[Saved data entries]
/---
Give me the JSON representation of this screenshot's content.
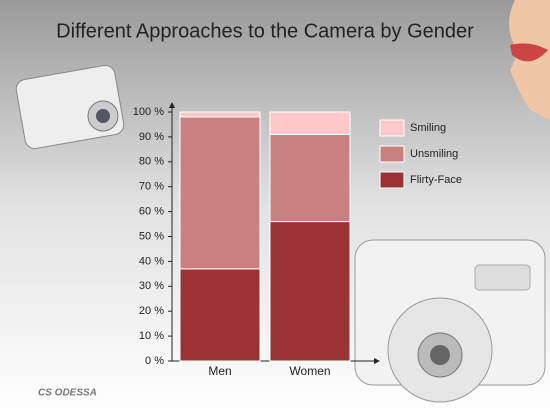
{
  "chart_data": {
    "type": "stacked_bar",
    "title": "Different Approaches to the Camera by Gender",
    "categories": [
      "Men",
      "Women"
    ],
    "series": [
      {
        "name": "Flirty-Face",
        "color": "#9b3234",
        "values": [
          37,
          56
        ]
      },
      {
        "name": "Unsmiling",
        "color": "#c98080",
        "values": [
          61,
          35
        ]
      },
      {
        "name": "Smiling",
        "color": "#ffc8c8",
        "values": [
          2,
          9
        ]
      }
    ],
    "ylim": [
      0,
      100
    ],
    "yticks": [
      {
        "value": 0,
        "label": "0 %"
      },
      {
        "value": 10,
        "label": "10 %"
      },
      {
        "value": 20,
        "label": "20 %"
      },
      {
        "value": 30,
        "label": "30 %"
      },
      {
        "value": 40,
        "label": "40 %"
      },
      {
        "value": 50,
        "label": "50 %"
      },
      {
        "value": 60,
        "label": "60 %"
      },
      {
        "value": 70,
        "label": "70 %"
      },
      {
        "value": 80,
        "label": "80 %"
      },
      {
        "value": 90,
        "label": "90 %"
      },
      {
        "value": 100,
        "label": "100 %"
      }
    ],
    "logo": "CS ODESSA"
  }
}
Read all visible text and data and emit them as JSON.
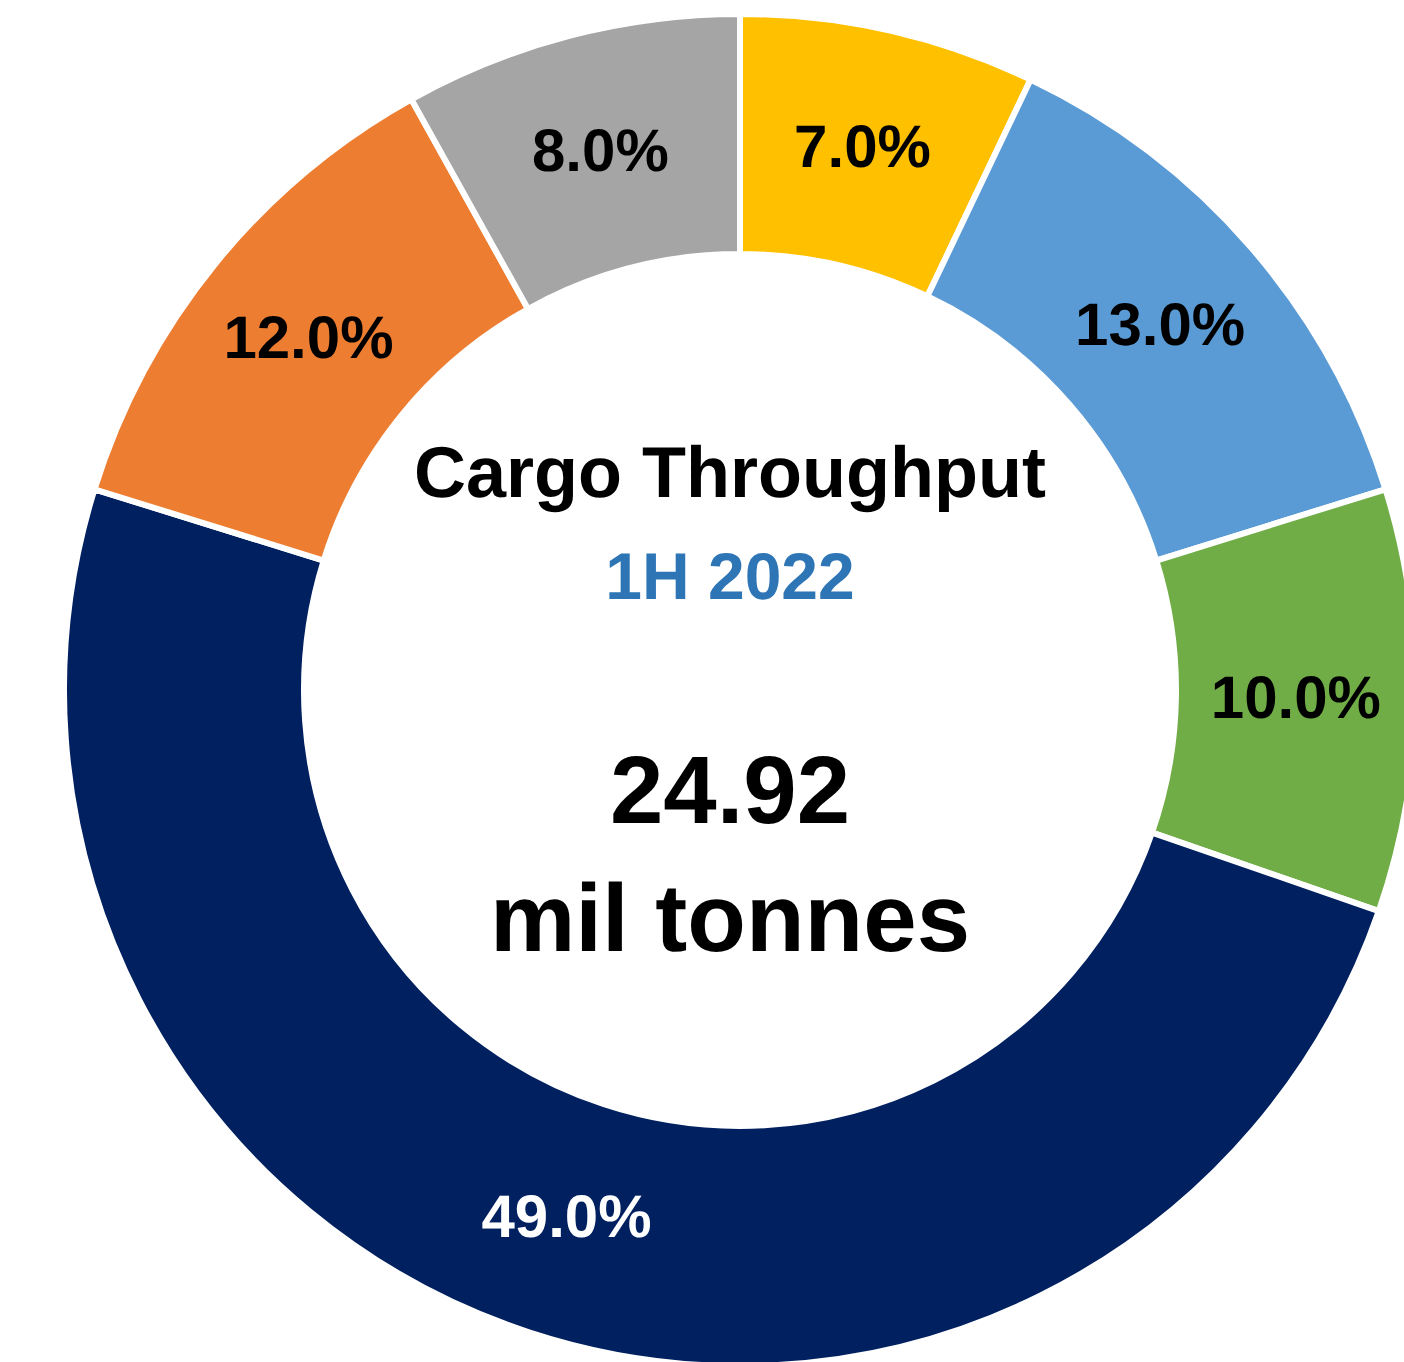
{
  "chart_data": {
    "type": "donut",
    "title": "Cargo Throughput",
    "subtitle": "1H 2022",
    "annotations": [
      "24.92",
      "mil tonnes"
    ],
    "categories": [
      null,
      null,
      null,
      null,
      null,
      null
    ],
    "values": [
      7,
      13,
      10,
      49,
      12,
      8
    ],
    "value_labels": [
      "7.0%",
      "13.0%",
      "10.0%",
      "49.0%",
      "12.0%",
      "8.0%"
    ],
    "colors": [
      "#ffc000",
      "#5b9bd5",
      "#70ad47",
      "#002060",
      "#ed7d31",
      "#a5a5a5"
    ],
    "legend": false
  }
}
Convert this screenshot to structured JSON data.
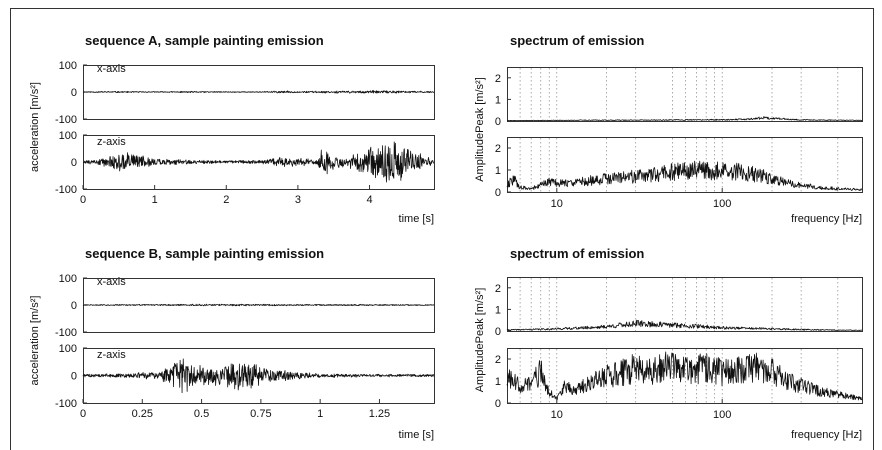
\---
Return the records exactly. Don't carry the pictures over.

Give me the JSON representation of this screenshot's content.
{
  "chart_data": {
    "type": "stacked_bar",
    "title": "Different Approaches to the Camera by Gender",
    "categories": [
      "Men",
      "Women"
    ],
    "series": [
      {
        "name": "Flirty-Face",
        "color": "#9b3234",
        "values": [
          37,
          56
        ]
      },
      {
        "name": "Unsmiling",
        "color": "#c98080",
        "values": [
          61,
          35
        ]
      },
      {
        "name": "Smiling",
        "color": "#ffc8c8",
        "values": [
          2,
          9
        ]
      }
    ],
    "ylim": [
      0,
      100
    ],
    "yticks": [
      {
        "value": 0,
        "label": "0 %"
      },
      {
        "value": 10,
        "label": "10 %"
      },
      {
        "value": 20,
        "label": "20 %"
      },
      {
        "value": 30,
        "label": "30 %"
      },
      {
        "value": 40,
        "label": "40 %"
      },
      {
        "value": 50,
        "label": "50 %"
      },
      {
        "value": 60,
        "label": "60 %"
      },
      {
        "value": 70,
        "label": "70 %"
      },
      {
        "value": 80,
        "label": "80 %"
      },
      {
        "value": 90,
        "label": "90 %"
      },
      {
        "value": 100,
        "label": "100 %"
      }
    ],
    "logo": "CS ODESSA"
  }
}
Read all visible text and data and emit them as JSON.
{
  "chart_data": {
    "type": "donut",
    "title": "Cargo Throughput",
    "subtitle": "1H 2022",
    "annotations": [
      "24.92",
      "mil tonnes"
    ],
    "categories": [
      null,
      null,
      null,
      null,
      null,
      null
    ],
    "values": [
      7,
      13,
      10,
      49,
      12,
      8
    ],
    "value_labels": [
      "7.0%",
      "13.0%",
      "10.0%",
      "49.0%",
      "12.0%",
      "8.0%"
    ],
    "colors": [
      "#ffc000",
      "#5b9bd5",
      "#70ad47",
      "#002060",
      "#ed7d31",
      "#a5a5a5"
    ],
    "legend": false
  }
}
Convert this screenshot to structured JSON data.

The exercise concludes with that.